### Given request
Count how many lines include "from" and answer with that number only.
** START Extracted information **
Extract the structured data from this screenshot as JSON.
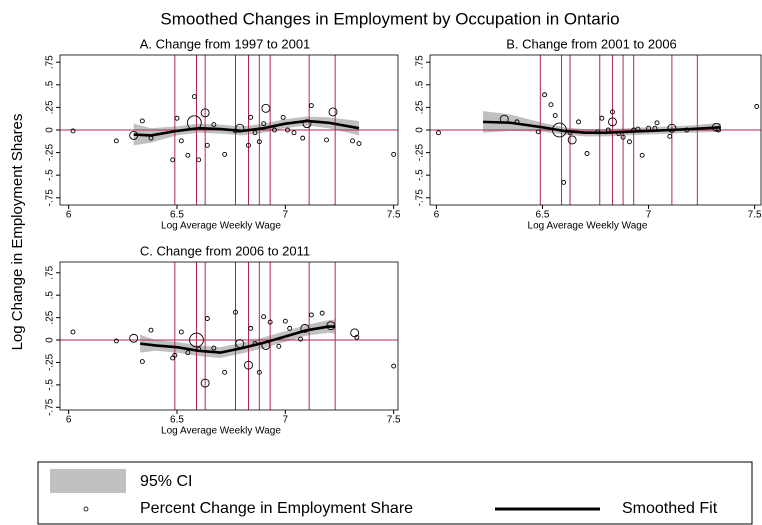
{
  "title": "Smoothed Changes in Employment by Occupation in Ontario",
  "y_label": "Log Change in Employment Shares",
  "legend": {
    "ci": "95% CI",
    "points": "Percent Change in Employment Share",
    "fit": "Smoothed Fit"
  },
  "chart_data": [
    {
      "type": "scatter",
      "title": "A. Change from 1997 to 2001",
      "x_label": "Log Average Weekly Wage",
      "xlim": [
        5.96,
        7.52
      ],
      "ylim": [
        -0.83,
        0.83
      ],
      "xticks": [
        6,
        6.5,
        7,
        7.5
      ],
      "yticks": [
        {
          "value": 0.75,
          "label": ".75"
        },
        {
          "value": 0.5,
          "label": ".5"
        },
        {
          "value": 0.25,
          "label": ".25"
        },
        0,
        {
          "value": -0.25,
          "label": "-.25"
        },
        {
          "value": -0.5,
          "label": "-.5"
        },
        {
          "value": -0.75,
          "label": "-.75"
        }
      ],
      "ref_color": "#b22a4e",
      "point_color": "#000000",
      "fit_color": "#000000",
      "ci_color": "#c0c0c0",
      "vlines": [
        6.49,
        6.59,
        6.63,
        6.77,
        6.83,
        6.88,
        6.93,
        7.11,
        7.23
      ],
      "points": {
        "x": [
          6.02,
          6.22,
          6.3,
          6.34,
          6.38,
          6.48,
          6.5,
          6.52,
          6.55,
          6.58,
          6.58,
          6.6,
          6.63,
          6.64,
          6.67,
          6.72,
          6.77,
          6.79,
          6.83,
          6.84,
          6.86,
          6.88,
          6.9,
          6.91,
          6.95,
          6.99,
          7.01,
          7.04,
          7.08,
          7.1,
          7.12,
          7.19,
          7.22,
          7.31,
          7.34,
          7.5
        ],
        "values": [
          -0.01,
          -0.12,
          -0.06,
          0.1,
          -0.09,
          -0.33,
          0.13,
          -0.12,
          -0.28,
          0.37,
          0.08,
          -0.33,
          0.19,
          -0.17,
          0.06,
          -0.27,
          -0.01,
          0.02,
          -0.17,
          0.14,
          -0.03,
          -0.13,
          0.07,
          0.24,
          0.0,
          0.14,
          0.0,
          -0.03,
          -0.09,
          0.07,
          0.27,
          -0.11,
          0.2,
          -0.12,
          -0.15,
          -0.27
        ],
        "sizes": [
          1,
          1,
          4,
          1,
          1,
          1,
          1,
          1,
          1,
          1,
          12,
          1,
          4,
          1,
          1,
          1,
          1,
          4,
          1,
          1,
          1,
          1,
          1,
          4,
          1,
          1,
          1,
          1,
          1,
          4,
          1,
          1,
          4,
          1,
          1,
          1
        ]
      },
      "fit": {
        "x": [
          6.3,
          6.38,
          6.5,
          6.6,
          6.7,
          6.8,
          6.9,
          7.0,
          7.1,
          7.2,
          7.34
        ],
        "values": [
          -0.05,
          -0.06,
          -0.01,
          0.02,
          0.01,
          -0.01,
          0.02,
          0.07,
          0.1,
          0.08,
          0.02
        ],
        "ci_lower": [
          -0.17,
          -0.14,
          -0.06,
          -0.03,
          -0.04,
          -0.06,
          -0.03,
          0.02,
          0.05,
          0.02,
          -0.06
        ],
        "ci_upper": [
          0.07,
          0.02,
          0.04,
          0.07,
          0.06,
          0.04,
          0.07,
          0.12,
          0.15,
          0.14,
          0.1
        ]
      }
    },
    {
      "type": "scatter",
      "title": "B. Change from 2001 to 2006",
      "x_label": "Log Average Weekly Wage",
      "xlim": [
        5.97,
        7.53
      ],
      "ylim": [
        -0.83,
        0.83
      ],
      "xticks": [
        6,
        6.5,
        7,
        7.5
      ],
      "yticks": [
        {
          "value": 0.75,
          "label": ".75"
        },
        {
          "value": 0.5,
          "label": ".5"
        },
        {
          "value": 0.25,
          "label": ".25"
        },
        0,
        {
          "value": -0.25,
          "label": "-.25"
        },
        {
          "value": -0.5,
          "label": "-.5"
        },
        {
          "value": -0.75,
          "label": "-.75"
        }
      ],
      "ref_color": "#b22a4e",
      "point_color": "#000000",
      "fit_color": "#000000",
      "ci_color": "#c0c0c0",
      "vlines": [
        6.49,
        6.59,
        6.63,
        6.77,
        6.83,
        6.88,
        6.93,
        7.11,
        7.23
      ],
      "points": {
        "x": [
          6.01,
          6.32,
          6.38,
          6.48,
          6.51,
          6.54,
          6.56,
          6.58,
          6.6,
          6.63,
          6.64,
          6.67,
          6.71,
          6.76,
          6.78,
          6.81,
          6.83,
          6.83,
          6.86,
          6.88,
          6.91,
          6.93,
          6.95,
          6.97,
          7.0,
          7.03,
          7.04,
          7.1,
          7.11,
          7.18,
          7.32,
          7.33,
          7.51
        ],
        "values": [
          -0.03,
          0.12,
          0.09,
          -0.02,
          0.39,
          0.28,
          0.16,
          0.0,
          -0.58,
          -0.03,
          -0.11,
          0.09,
          -0.26,
          -0.02,
          0.13,
          0.0,
          0.2,
          0.09,
          -0.04,
          -0.08,
          -0.13,
          0.0,
          0.01,
          -0.28,
          0.02,
          0.02,
          0.08,
          -0.07,
          0.02,
          0.0,
          0.03,
          0.0,
          0.26
        ],
        "sizes": [
          1,
          4,
          1,
          1,
          1,
          1,
          1,
          12,
          1,
          1,
          4,
          1,
          1,
          1,
          1,
          1,
          1,
          4,
          1,
          1,
          1,
          1,
          1,
          1,
          1,
          1,
          1,
          1,
          4,
          1,
          4,
          1,
          1
        ]
      },
      "fit": {
        "x": [
          6.22,
          6.35,
          6.5,
          6.6,
          6.7,
          6.8,
          6.9,
          7.0,
          7.1,
          7.2,
          7.34
        ],
        "values": [
          0.09,
          0.08,
          0.03,
          -0.01,
          -0.03,
          -0.03,
          -0.02,
          -0.01,
          0.0,
          0.01,
          0.03
        ],
        "ci_lower": [
          -0.03,
          -0.01,
          -0.02,
          -0.05,
          -0.07,
          -0.07,
          -0.06,
          -0.05,
          -0.04,
          -0.03,
          -0.02
        ],
        "ci_upper": [
          0.21,
          0.17,
          0.08,
          0.03,
          0.01,
          0.01,
          0.02,
          0.03,
          0.04,
          0.05,
          0.08
        ]
      }
    },
    {
      "type": "scatter",
      "title": "C. Change from 2006 to 2011",
      "x_label": "Log Average Weekly Wage",
      "xlim": [
        5.96,
        7.52
      ],
      "ylim": [
        -0.78,
        0.87
      ],
      "xticks": [
        6,
        6.5,
        7,
        7.5
      ],
      "yticks": [
        {
          "value": 0.75,
          "label": ".75"
        },
        {
          "value": 0.5,
          "label": ".5"
        },
        {
          "value": 0.25,
          "label": ".25"
        },
        0,
        {
          "value": -0.25,
          "label": "-.25"
        },
        {
          "value": -0.5,
          "label": "-.5"
        },
        {
          "value": -0.75,
          "label": "-.75"
        }
      ],
      "ref_color": "#b22a4e",
      "point_color": "#000000",
      "fit_color": "#000000",
      "ci_color": "#c0c0c0",
      "vlines": [
        6.49,
        6.59,
        6.63,
        6.77,
        6.83,
        6.88,
        6.93,
        7.11,
        7.23
      ],
      "points": {
        "x": [
          6.02,
          6.22,
          6.3,
          6.34,
          6.38,
          6.48,
          6.49,
          6.52,
          6.55,
          6.59,
          6.6,
          6.63,
          6.64,
          6.67,
          6.72,
          6.77,
          6.79,
          6.83,
          6.84,
          6.86,
          6.88,
          6.9,
          6.91,
          6.93,
          6.97,
          7.0,
          7.02,
          7.07,
          7.09,
          7.12,
          7.17,
          7.21,
          7.32,
          7.33,
          7.5
        ],
        "values": [
          0.09,
          -0.01,
          0.02,
          -0.24,
          0.11,
          -0.2,
          -0.17,
          0.09,
          -0.14,
          0.0,
          -0.1,
          -0.48,
          0.24,
          -0.09,
          -0.36,
          0.31,
          -0.04,
          -0.28,
          0.13,
          -0.04,
          -0.36,
          0.26,
          -0.06,
          0.2,
          -0.07,
          0.21,
          0.13,
          0.01,
          0.13,
          0.28,
          0.3,
          0.16,
          0.08,
          0.03,
          -0.29
        ],
        "sizes": [
          1,
          1,
          4,
          1,
          1,
          1,
          1,
          1,
          1,
          12,
          1,
          4,
          1,
          1,
          1,
          1,
          4,
          4,
          1,
          1,
          1,
          1,
          4,
          1,
          1,
          1,
          1,
          1,
          4,
          1,
          1,
          4,
          4,
          1,
          1
        ]
      },
      "fit": {
        "x": [
          6.33,
          6.4,
          6.5,
          6.6,
          6.7,
          6.8,
          6.9,
          7.0,
          7.1,
          7.2,
          7.23
        ],
        "values": [
          -0.04,
          -0.06,
          -0.08,
          -0.12,
          -0.14,
          -0.09,
          -0.03,
          0.04,
          0.11,
          0.15,
          0.15
        ],
        "ci_lower": [
          -0.14,
          -0.12,
          -0.14,
          -0.18,
          -0.2,
          -0.15,
          -0.09,
          -0.02,
          0.05,
          0.08,
          0.07
        ],
        "ci_upper": [
          0.06,
          0.0,
          -0.02,
          -0.06,
          -0.08,
          -0.03,
          0.03,
          0.1,
          0.17,
          0.22,
          0.23
        ]
      }
    }
  ]
}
** END Extracted information **
### Exercise response
4